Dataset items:
::::::
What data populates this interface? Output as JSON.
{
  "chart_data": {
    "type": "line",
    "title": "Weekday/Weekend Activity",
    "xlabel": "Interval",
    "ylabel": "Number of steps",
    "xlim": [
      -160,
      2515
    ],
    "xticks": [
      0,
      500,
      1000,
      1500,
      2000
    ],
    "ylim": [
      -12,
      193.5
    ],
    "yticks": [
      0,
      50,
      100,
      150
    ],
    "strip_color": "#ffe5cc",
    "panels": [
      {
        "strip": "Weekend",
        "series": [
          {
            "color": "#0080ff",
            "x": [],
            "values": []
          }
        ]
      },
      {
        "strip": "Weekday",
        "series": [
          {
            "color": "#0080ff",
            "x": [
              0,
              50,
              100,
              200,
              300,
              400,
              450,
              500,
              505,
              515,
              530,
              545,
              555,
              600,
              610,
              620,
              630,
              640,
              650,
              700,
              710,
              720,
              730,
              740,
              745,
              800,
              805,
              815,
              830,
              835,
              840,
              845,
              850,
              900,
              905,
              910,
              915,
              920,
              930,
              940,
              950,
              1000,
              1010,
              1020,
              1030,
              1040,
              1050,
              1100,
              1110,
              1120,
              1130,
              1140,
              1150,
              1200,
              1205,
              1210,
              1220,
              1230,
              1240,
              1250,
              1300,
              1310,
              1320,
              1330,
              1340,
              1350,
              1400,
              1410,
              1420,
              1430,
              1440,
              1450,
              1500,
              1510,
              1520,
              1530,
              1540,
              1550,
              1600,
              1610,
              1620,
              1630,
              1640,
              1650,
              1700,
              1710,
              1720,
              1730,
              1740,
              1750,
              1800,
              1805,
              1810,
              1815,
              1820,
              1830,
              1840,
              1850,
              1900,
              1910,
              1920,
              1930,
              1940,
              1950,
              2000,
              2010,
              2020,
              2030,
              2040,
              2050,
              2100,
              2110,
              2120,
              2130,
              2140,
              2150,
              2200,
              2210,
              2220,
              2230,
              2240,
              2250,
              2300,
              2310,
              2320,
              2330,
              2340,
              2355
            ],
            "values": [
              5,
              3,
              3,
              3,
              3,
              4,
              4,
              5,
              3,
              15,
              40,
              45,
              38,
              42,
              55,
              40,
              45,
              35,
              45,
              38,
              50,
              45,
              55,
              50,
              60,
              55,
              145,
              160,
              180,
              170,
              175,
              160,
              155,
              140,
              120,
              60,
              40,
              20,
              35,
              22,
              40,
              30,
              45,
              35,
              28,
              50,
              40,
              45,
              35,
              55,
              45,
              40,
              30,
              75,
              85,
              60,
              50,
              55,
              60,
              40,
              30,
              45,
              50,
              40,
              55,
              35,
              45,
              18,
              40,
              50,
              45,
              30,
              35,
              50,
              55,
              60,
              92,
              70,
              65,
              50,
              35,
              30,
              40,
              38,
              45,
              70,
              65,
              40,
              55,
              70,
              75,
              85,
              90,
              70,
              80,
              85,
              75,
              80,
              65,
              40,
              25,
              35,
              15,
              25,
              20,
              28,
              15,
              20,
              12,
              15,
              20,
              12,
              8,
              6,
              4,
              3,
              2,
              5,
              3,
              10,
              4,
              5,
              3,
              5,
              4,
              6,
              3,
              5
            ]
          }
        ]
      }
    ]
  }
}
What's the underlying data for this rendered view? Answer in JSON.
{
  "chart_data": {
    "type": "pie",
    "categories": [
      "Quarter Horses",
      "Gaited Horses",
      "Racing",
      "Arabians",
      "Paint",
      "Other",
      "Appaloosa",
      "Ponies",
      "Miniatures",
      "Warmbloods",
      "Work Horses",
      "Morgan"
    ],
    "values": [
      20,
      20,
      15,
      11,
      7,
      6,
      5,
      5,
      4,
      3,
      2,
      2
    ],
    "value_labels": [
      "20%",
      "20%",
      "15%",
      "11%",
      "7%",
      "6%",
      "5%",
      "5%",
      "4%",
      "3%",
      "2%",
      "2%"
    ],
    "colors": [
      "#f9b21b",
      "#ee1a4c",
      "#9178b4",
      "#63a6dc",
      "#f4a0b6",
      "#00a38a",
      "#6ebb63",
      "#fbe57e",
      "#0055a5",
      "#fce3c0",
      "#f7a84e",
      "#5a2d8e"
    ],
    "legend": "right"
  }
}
::::::
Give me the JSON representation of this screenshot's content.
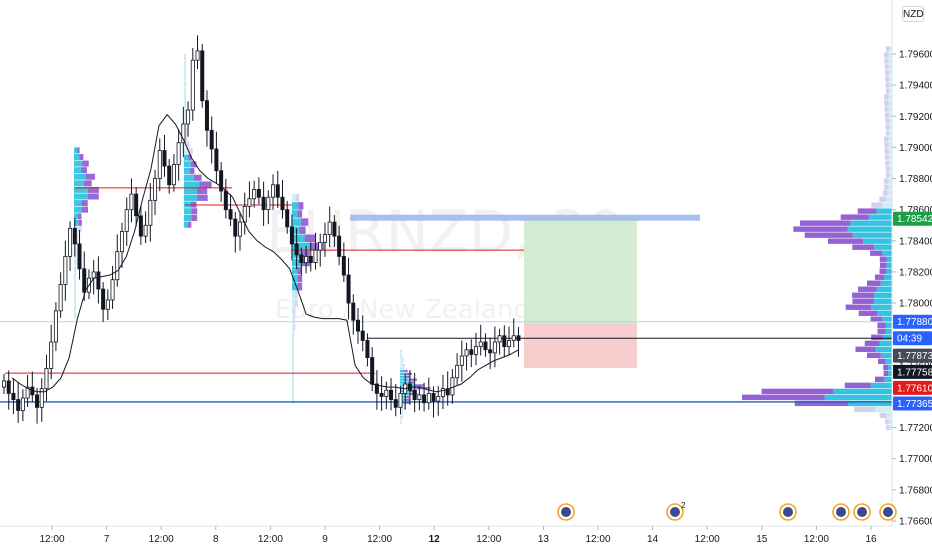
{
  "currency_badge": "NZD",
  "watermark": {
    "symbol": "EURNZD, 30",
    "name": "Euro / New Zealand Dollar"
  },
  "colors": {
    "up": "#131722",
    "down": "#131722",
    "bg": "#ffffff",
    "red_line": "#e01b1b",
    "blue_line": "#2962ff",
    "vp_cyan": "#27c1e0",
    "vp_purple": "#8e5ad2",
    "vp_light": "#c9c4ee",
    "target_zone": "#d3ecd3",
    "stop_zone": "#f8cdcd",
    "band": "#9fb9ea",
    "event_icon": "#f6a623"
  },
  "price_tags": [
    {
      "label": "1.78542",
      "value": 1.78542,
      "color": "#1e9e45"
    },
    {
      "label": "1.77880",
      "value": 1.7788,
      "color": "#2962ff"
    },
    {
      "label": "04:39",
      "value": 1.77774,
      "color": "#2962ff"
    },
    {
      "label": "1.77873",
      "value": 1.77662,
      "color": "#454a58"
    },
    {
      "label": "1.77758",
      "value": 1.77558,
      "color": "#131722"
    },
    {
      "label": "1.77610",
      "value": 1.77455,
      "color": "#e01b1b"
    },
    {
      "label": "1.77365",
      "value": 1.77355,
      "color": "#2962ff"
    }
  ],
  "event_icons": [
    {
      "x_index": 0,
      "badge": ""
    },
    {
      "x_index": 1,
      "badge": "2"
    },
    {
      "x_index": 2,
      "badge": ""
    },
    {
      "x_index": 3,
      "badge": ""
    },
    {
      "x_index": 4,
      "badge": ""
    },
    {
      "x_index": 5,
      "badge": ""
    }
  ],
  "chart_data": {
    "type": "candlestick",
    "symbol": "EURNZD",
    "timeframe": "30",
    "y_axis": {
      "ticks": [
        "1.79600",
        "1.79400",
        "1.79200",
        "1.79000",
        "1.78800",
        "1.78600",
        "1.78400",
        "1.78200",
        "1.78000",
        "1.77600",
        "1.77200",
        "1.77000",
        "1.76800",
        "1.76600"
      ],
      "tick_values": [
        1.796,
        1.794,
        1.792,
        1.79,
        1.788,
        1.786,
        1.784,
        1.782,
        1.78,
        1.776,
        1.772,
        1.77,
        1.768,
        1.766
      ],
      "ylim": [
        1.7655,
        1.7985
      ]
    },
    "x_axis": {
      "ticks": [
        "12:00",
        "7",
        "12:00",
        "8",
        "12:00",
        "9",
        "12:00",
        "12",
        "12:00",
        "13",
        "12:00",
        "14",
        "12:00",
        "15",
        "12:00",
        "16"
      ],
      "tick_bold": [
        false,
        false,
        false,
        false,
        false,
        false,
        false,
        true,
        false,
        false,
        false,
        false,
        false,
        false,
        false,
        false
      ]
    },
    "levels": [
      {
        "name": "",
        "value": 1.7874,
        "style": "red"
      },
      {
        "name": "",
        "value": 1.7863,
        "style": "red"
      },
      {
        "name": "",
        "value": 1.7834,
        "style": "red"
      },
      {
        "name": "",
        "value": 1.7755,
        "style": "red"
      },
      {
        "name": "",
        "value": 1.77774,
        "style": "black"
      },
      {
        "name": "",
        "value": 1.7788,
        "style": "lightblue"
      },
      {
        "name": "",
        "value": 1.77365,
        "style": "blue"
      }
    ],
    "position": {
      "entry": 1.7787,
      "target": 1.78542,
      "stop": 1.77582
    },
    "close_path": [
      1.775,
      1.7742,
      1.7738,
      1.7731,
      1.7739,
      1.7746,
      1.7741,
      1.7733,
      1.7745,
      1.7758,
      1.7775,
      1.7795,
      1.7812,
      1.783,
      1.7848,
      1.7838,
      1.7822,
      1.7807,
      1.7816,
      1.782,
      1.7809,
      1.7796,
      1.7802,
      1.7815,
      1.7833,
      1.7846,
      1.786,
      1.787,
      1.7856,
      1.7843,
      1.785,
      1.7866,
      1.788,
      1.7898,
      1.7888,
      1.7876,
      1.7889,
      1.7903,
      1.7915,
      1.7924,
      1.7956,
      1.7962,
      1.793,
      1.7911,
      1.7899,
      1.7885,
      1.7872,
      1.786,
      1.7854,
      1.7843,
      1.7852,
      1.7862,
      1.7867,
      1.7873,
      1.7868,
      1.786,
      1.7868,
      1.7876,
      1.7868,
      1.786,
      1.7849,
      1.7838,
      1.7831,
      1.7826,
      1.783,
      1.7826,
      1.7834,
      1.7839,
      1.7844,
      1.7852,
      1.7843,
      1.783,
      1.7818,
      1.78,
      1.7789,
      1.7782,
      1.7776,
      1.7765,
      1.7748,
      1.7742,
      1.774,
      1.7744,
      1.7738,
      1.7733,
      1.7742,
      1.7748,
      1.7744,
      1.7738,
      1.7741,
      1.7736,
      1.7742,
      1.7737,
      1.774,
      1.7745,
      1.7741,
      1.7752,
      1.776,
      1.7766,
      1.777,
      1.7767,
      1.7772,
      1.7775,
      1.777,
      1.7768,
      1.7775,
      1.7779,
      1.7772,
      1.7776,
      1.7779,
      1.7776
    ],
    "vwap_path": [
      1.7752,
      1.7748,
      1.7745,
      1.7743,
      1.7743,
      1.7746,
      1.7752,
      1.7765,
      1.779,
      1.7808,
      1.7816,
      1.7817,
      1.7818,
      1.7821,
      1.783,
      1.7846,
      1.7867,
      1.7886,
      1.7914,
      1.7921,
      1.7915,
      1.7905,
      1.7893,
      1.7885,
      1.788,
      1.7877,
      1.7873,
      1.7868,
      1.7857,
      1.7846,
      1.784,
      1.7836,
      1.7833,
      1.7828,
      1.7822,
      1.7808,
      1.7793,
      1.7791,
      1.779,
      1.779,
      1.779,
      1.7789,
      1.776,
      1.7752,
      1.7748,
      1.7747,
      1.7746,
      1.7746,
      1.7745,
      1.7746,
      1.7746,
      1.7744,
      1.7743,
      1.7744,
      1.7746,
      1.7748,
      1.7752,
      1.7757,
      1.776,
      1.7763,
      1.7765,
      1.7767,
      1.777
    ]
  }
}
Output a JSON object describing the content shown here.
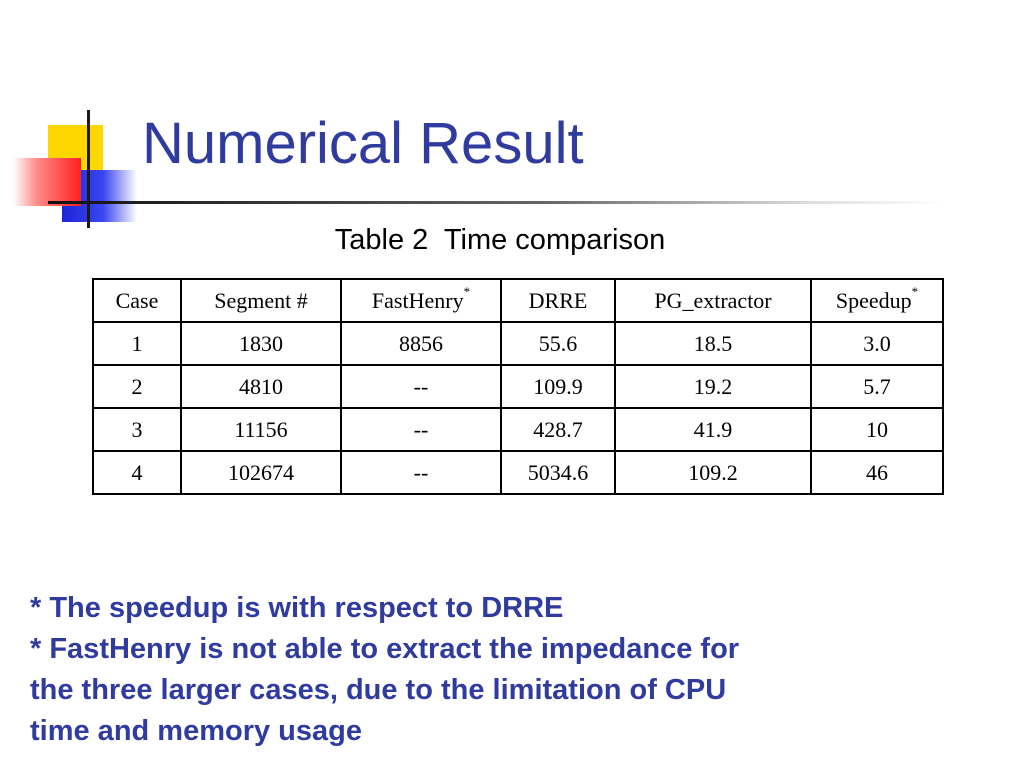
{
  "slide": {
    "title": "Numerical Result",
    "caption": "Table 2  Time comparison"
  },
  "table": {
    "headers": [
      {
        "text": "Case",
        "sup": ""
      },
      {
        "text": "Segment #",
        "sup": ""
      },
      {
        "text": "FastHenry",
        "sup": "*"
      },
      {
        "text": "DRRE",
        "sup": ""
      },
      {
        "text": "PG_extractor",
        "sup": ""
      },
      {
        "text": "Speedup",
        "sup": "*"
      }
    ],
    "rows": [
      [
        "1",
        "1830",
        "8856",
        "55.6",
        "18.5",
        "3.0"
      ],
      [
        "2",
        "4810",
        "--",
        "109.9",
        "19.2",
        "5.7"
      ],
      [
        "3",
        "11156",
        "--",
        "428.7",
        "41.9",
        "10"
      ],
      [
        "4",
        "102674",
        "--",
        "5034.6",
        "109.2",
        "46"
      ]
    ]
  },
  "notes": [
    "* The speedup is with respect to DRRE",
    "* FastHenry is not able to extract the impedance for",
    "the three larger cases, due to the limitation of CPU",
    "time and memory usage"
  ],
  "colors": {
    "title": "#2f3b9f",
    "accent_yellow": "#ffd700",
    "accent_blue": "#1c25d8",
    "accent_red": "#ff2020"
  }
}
::::::
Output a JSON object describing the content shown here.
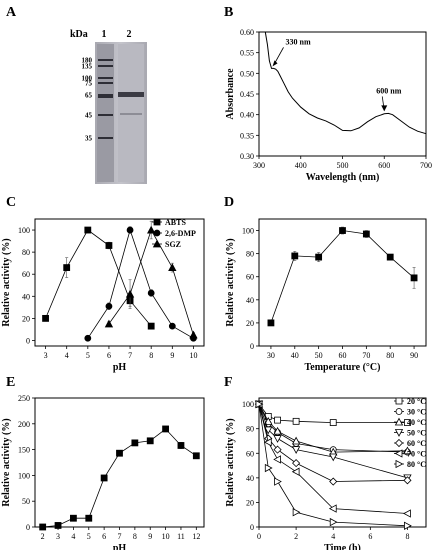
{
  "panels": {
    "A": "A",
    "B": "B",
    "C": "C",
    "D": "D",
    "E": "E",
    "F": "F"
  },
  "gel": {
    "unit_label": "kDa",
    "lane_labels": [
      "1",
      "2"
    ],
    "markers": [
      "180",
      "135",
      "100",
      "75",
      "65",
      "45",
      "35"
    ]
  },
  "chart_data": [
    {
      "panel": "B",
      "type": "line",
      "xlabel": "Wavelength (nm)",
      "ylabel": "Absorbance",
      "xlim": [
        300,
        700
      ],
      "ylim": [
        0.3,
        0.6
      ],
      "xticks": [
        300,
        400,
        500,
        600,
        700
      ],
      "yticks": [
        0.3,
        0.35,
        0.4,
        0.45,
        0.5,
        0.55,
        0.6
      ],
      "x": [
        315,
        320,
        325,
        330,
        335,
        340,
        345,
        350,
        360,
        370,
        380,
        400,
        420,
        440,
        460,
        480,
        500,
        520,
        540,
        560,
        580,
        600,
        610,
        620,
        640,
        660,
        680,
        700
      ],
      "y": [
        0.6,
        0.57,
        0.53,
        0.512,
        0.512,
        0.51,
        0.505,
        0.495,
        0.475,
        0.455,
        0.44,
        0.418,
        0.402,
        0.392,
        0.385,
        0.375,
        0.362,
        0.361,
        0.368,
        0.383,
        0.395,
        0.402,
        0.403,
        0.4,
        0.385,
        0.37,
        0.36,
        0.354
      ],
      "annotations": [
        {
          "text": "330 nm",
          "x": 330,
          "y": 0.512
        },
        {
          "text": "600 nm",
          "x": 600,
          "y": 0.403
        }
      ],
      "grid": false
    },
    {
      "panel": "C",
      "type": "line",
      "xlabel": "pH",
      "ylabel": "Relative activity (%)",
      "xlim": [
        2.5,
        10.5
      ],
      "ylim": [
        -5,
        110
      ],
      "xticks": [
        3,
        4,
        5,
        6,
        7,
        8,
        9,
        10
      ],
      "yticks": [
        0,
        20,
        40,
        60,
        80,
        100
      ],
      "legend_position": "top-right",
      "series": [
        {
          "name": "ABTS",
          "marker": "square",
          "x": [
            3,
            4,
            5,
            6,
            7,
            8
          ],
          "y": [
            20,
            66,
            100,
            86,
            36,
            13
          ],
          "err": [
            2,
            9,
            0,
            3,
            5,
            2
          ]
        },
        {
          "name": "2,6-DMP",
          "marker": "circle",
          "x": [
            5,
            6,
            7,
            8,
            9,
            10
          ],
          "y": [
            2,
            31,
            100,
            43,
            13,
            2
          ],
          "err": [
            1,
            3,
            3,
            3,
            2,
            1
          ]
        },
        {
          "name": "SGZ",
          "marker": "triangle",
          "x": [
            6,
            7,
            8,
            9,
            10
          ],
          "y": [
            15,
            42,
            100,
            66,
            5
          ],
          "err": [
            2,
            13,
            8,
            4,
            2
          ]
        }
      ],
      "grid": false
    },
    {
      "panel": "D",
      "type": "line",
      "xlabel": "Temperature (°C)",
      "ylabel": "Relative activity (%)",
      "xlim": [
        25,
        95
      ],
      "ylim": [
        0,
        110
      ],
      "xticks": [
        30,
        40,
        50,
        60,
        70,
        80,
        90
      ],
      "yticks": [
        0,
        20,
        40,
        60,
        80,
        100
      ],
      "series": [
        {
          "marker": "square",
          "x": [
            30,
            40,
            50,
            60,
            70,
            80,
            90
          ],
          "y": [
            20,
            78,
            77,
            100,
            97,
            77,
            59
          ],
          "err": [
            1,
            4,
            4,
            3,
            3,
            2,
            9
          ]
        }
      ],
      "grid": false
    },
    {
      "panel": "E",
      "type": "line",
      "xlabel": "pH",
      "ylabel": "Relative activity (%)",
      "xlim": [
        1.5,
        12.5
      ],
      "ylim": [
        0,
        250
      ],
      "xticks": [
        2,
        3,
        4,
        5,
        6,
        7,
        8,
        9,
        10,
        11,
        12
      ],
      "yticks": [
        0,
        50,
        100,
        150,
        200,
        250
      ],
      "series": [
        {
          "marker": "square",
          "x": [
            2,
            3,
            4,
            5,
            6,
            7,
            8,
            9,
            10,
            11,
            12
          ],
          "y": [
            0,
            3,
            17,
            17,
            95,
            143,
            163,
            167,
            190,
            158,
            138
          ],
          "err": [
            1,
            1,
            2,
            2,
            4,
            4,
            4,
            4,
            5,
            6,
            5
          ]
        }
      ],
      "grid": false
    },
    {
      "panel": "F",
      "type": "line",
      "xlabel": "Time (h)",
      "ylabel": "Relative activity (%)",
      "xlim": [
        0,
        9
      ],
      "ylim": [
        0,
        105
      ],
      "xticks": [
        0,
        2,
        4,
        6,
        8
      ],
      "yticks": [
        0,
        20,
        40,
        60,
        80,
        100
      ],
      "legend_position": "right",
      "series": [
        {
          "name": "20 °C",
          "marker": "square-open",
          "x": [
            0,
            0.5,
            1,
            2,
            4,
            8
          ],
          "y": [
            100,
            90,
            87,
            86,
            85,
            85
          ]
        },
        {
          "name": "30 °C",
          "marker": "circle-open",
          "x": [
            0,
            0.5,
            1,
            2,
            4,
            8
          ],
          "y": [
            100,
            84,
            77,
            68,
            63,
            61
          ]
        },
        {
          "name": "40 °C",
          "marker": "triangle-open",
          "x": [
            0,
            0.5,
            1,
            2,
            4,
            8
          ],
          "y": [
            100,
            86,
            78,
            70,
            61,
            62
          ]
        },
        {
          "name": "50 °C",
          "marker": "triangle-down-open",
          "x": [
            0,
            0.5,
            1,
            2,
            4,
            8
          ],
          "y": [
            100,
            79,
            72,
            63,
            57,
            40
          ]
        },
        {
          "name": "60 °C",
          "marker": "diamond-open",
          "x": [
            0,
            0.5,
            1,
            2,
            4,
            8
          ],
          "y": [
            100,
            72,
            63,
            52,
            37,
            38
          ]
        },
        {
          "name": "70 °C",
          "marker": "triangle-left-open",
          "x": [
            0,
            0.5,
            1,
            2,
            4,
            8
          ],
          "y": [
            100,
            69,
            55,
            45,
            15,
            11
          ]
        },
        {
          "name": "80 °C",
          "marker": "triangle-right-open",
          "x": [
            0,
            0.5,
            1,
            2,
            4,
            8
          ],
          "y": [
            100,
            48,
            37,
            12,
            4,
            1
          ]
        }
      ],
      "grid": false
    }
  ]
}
::::::
== Requirements ==
Pick out the lines above containing the word "Horses", then copy them.

== Exercise solution ==
      "Quarter Horses",
      "Gaited Horses",
      "Work Horses",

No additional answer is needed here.